**Task to complete**
Repeat every line of the data exactly, but not the pictures.

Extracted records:

________________________

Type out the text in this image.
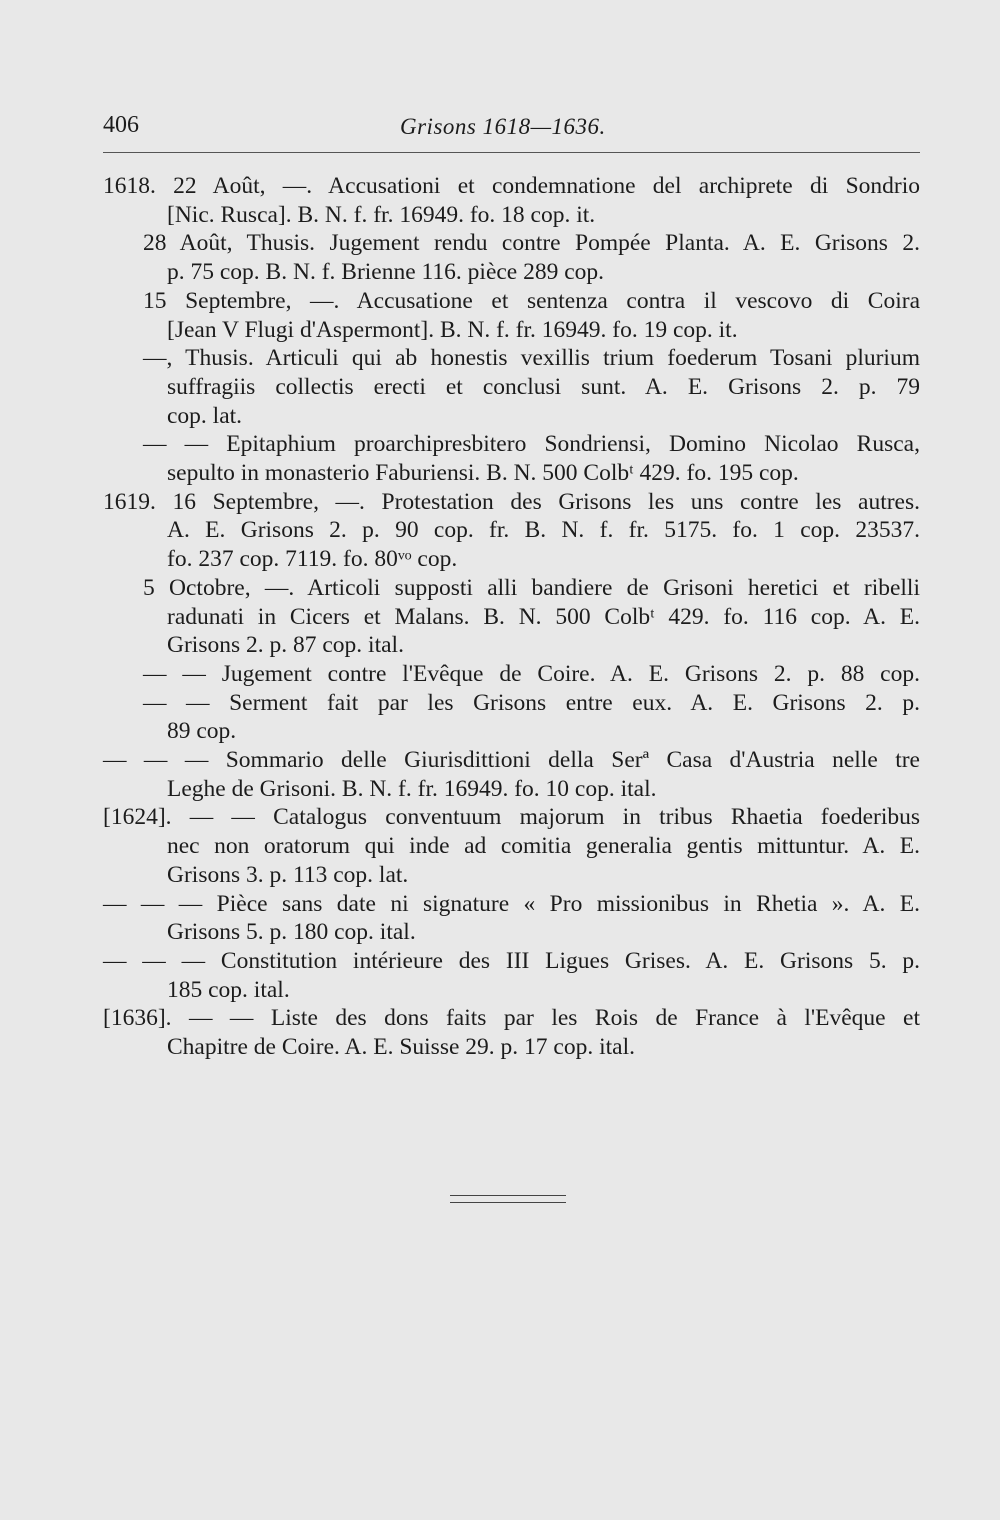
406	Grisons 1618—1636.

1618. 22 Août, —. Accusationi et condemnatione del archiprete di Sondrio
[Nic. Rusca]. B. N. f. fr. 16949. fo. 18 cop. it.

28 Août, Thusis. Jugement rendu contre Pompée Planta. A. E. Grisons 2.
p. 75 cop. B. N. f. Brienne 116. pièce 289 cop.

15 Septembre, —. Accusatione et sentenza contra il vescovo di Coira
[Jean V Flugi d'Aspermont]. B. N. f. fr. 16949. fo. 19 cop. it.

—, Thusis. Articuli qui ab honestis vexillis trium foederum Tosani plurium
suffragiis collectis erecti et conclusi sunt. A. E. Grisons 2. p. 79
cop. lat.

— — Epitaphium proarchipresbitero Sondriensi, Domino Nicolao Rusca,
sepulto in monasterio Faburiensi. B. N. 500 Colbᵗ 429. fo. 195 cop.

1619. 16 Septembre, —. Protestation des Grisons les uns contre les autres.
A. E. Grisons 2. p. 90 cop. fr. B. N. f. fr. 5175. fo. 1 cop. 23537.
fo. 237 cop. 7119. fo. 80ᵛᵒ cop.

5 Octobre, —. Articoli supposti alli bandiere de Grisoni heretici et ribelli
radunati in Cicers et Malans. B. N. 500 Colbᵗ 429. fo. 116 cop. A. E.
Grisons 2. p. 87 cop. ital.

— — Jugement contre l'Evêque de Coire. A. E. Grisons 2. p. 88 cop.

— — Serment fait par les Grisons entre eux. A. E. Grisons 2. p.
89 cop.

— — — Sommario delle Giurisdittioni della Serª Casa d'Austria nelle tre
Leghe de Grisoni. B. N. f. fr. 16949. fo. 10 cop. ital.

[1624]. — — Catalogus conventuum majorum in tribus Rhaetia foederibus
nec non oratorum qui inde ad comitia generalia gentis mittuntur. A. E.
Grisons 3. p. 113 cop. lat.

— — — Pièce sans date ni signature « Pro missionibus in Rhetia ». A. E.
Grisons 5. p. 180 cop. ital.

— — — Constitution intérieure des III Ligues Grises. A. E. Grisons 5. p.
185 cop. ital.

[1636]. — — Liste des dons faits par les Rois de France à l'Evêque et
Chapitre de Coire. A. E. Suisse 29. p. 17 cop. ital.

________________________

**Result for this exercise**
Type out the text in this image.
406	Grisons 1618—1636.

1618. 22 Août, —. Accusationi et condemnatione del archiprete di Sondrio
[Nic. Rusca]. B. N. f. fr. 16949. fo. 18 cop. it.

28 Août, Thusis. Jugement rendu contre Pompée Planta. A. E. Grisons 2.
p. 75 cop. B. N. f. Brienne 116. pièce 289 cop.

15 Septembre, —. Accusatione et sentenza contra il vescovo di Coira
[Jean V Flugi d'Aspermont]. B. N. f. fr. 16949. fo. 19 cop. it.

—, Thusis. Articuli qui ab honestis vexillis trium foederum Tosani plurium
suffragiis collectis erecti et conclusi sunt. A. E. Grisons 2. p. 79
cop. lat.

— — Epitaphium proarchipresbitero Sondriensi, Domino Nicolao Rusca,
sepulto in monasterio Faburiensi. B. N. 500 Colbᵗ 429. fo. 195 cop.

1619. 16 Septembre, —. Protestation des Grisons les uns contre les autres.
A. E. Grisons 2. p. 90 cop. fr. B. N. f. fr. 5175. fo. 1 cop. 23537.
fo. 237 cop. 7119. fo. 80ᵛᵒ cop.

5 Octobre, —. Articoli supposti alli bandiere de Grisoni heretici et ribelli
radunati in Cicers et Malans. B. N. 500 Colbᵗ 429. fo. 116 cop. A. E.
Grisons 2. p. 87 cop. ital.

— — Jugement contre l'Evêque de Coire. A. E. Grisons 2. p. 88 cop.

— — Serment fait par les Grisons entre eux. A. E. Grisons 2. p.
89 cop.

— — — Sommario delle Giurisdittioni della Serª Casa d'Austria nelle tre
Leghe de Grisoni. B. N. f. fr. 16949. fo. 10 cop. ital.

[1624]. — — Catalogus conventuum majorum in tribus Rhaetia foederibus
nec non oratorum qui inde ad comitia generalia gentis mittuntur. A. E.
Grisons 3. p. 113 cop. lat.

— — — Pièce sans date ni signature « Pro missionibus in Rhetia ». A. E.
Grisons 5. p. 180 cop. ital.

— — — Constitution intérieure des III Ligues Grises. A. E. Grisons 5. p.
185 cop. ital.

[1636]. — — Liste des dons faits par les Rois de France à l'Evêque et
Chapitre de Coire. A. E. Suisse 29. p. 17 cop. ital.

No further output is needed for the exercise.